Extracted data entries
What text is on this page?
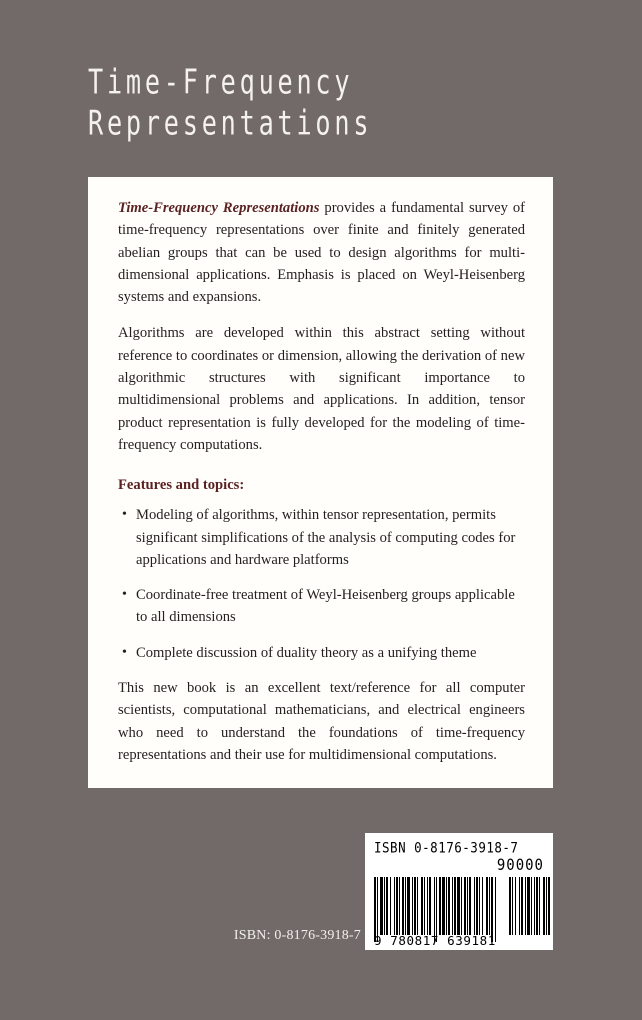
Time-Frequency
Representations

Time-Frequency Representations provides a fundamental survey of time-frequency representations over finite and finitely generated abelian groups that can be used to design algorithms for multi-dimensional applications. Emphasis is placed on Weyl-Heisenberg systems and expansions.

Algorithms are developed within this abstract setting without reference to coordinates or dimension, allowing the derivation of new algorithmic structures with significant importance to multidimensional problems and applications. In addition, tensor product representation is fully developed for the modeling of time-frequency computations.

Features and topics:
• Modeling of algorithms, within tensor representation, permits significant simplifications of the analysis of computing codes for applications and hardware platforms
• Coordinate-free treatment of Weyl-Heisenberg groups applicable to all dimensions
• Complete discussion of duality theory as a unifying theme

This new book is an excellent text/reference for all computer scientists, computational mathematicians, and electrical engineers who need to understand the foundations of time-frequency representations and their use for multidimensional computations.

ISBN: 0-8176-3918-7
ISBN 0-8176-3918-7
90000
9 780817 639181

Do this: Pick out each line above that includes "significant" and show it.

Task solution:
Algorithms are developed within this abstract setting without reference to coordinates or dimension, allowing the derivation of new algorithmic structures with significant importance to multidimensional problems and applications. In addition, tensor product representation is fully developed for the modeling of time-frequency computations.
• Modeling of algorithms, within tensor representation, permits significant simplifications of the analysis of computing codes for applications and hardware platforms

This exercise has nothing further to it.